What you need to do:
Count the lines of the records below that contain the string "card". Reply with the number only.

Provided material:
━━━━━━━━

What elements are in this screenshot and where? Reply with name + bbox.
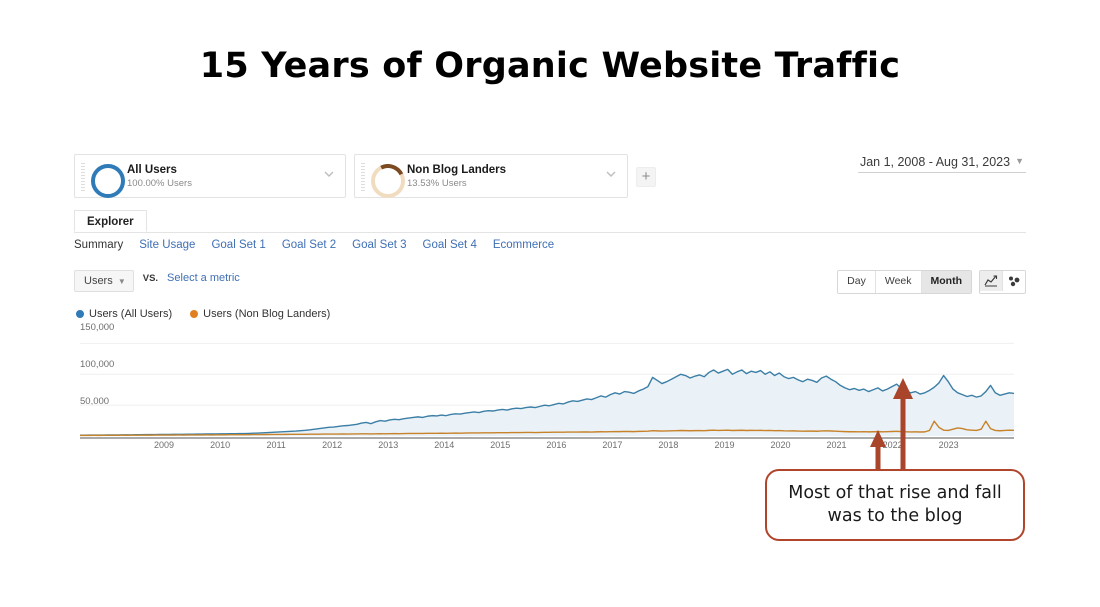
select-a-metric-link[interactable]: Select a metric (167, 272, 240, 284)
chevron-down-icon: ▼ (117, 277, 126, 286)
donut-chart-icon (91, 164, 125, 198)
segment-card-text: All Users 100.00% Users (127, 163, 192, 190)
analytics-report-panel: All Users 100.00% Users Non Blog Landers… (74, 150, 1026, 470)
subtab-site-usage[interactable]: Site Usage (139, 239, 195, 251)
segment-name: Non Blog Landers (407, 164, 507, 176)
x-axis-tick-2010: 2010 (210, 440, 231, 450)
page-title: 15 Years of Organic Website Traffic (199, 46, 901, 86)
legend-label: Users (Non Blog Landers) (203, 308, 331, 320)
chart-type-group (979, 270, 1026, 294)
chevron-down-icon: ▼ (1015, 156, 1024, 166)
vs-label: VS. (142, 273, 159, 284)
x-axis-tick-2021: 2021 (826, 440, 847, 450)
x-axis-tick-2012: 2012 (322, 440, 343, 450)
tab-explorer[interactable]: Explorer (74, 210, 147, 232)
granularity-toggle-group: Day Week Month (837, 270, 972, 294)
x-axis-tick-2011: 2011 (266, 440, 286, 450)
donut-arc-segment (366, 159, 410, 203)
legend-dot-icon (76, 310, 84, 318)
metric-selector-row: Users ▼ VS. Select a metric (74, 270, 240, 294)
x-axis-tick-2019: 2019 (714, 440, 735, 450)
segment-percent: 13.53% Users (407, 178, 467, 189)
add-segment-button[interactable]: + (636, 167, 656, 187)
metric-select[interactable]: Users ▼ (74, 270, 134, 292)
segment-bar: All Users 100.00% Users Non Blog Landers… (74, 150, 1026, 203)
x-axis-tick-2023: 2023 (938, 440, 959, 450)
subtab-summary[interactable]: Summary (74, 239, 123, 251)
segment-card-all-users[interactable]: All Users 100.00% Users (74, 154, 346, 198)
x-axis-tick-2020: 2020 (770, 440, 791, 450)
x-axis-tick-2009: 2009 (154, 440, 175, 450)
sub-tab-bar: Summary Site Usage Goal Set 1 Goal Set 2 Goa… (74, 239, 570, 259)
line-chart-icon[interactable] (980, 271, 1003, 291)
donut-chart-icon (366, 159, 410, 203)
subtab-ecommerce[interactable]: Ecommerce (493, 239, 554, 251)
chevron-down-icon[interactable] (605, 168, 617, 180)
granularity-day[interactable]: Day (838, 271, 876, 293)
legend-label: Users (All Users) (89, 308, 173, 320)
x-axis-tick-2013: 2013 (378, 440, 399, 450)
granularity-week[interactable]: Week (875, 271, 922, 293)
drag-handle-icon[interactable] (361, 163, 365, 191)
traffic-line-chart[interactable]: 150,000 100,000 50,000 (74, 322, 1019, 448)
subtab-goal-set-3[interactable]: Goal Set 3 (352, 239, 406, 251)
segment-card-non-blog-landers[interactable]: Non Blog Landers 13.53% Users (354, 154, 628, 203)
x-axis-tick-2022: 2022 (882, 440, 903, 450)
callout-text: Most of that rise and fall was to the bl… (788, 483, 1002, 526)
subtab-goal-set-1[interactable]: Goal Set 1 (211, 239, 265, 251)
x-axis-labels: 2009 2010 2011 2012 2013 2014 2015 2016 2017 2018… (74, 440, 1026, 456)
segment-card-text: Non Blog Landers 13.53% Users (407, 163, 506, 190)
legend-item-non-blog-landers[interactable]: Users (Non Blog Landers) (190, 308, 330, 320)
date-range-label: Jan 1, 2008 - Aug 31, 2023 (859, 155, 1011, 169)
chevron-down-icon[interactable] (323, 168, 335, 180)
tab-strip: Explorer (74, 210, 1026, 233)
metric-select-value: Users (84, 275, 113, 287)
chart-legend: Users (All Users) Users (Non Blog Landers… (76, 308, 348, 320)
granularity-month[interactable]: Month (921, 271, 971, 293)
motion-chart-icon[interactable] (1003, 271, 1025, 291)
drag-handle-icon[interactable] (81, 163, 85, 191)
date-range-picker[interactable]: Jan 1, 2008 - Aug 31, 2023 ▼ (857, 155, 1026, 173)
x-axis-tick-2015: 2015 (490, 440, 511, 450)
segment-name: All Users (127, 164, 177, 176)
x-axis-tick-2014: 2014 (434, 440, 455, 450)
chart-plot-svg (79, 342, 1015, 439)
subtab-goal-set-4[interactable]: Goal Set 4 (423, 239, 477, 251)
subtab-goal-set-2[interactable]: Goal Set 2 (282, 239, 336, 251)
segment-percent: 100.00% Users (127, 178, 192, 189)
x-axis-tick-2016: 2016 (546, 440, 567, 450)
callout-box: Most of that rise and fall was to the bl… (765, 469, 1025, 541)
legend-item-all-users[interactable]: Users (All Users) (76, 308, 172, 320)
x-axis-tick-2017: 2017 (602, 440, 623, 450)
x-axis-tick-2018: 2018 (658, 440, 679, 450)
legend-dot-icon (190, 310, 199, 318)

━━━━━━━━

Task answer:
4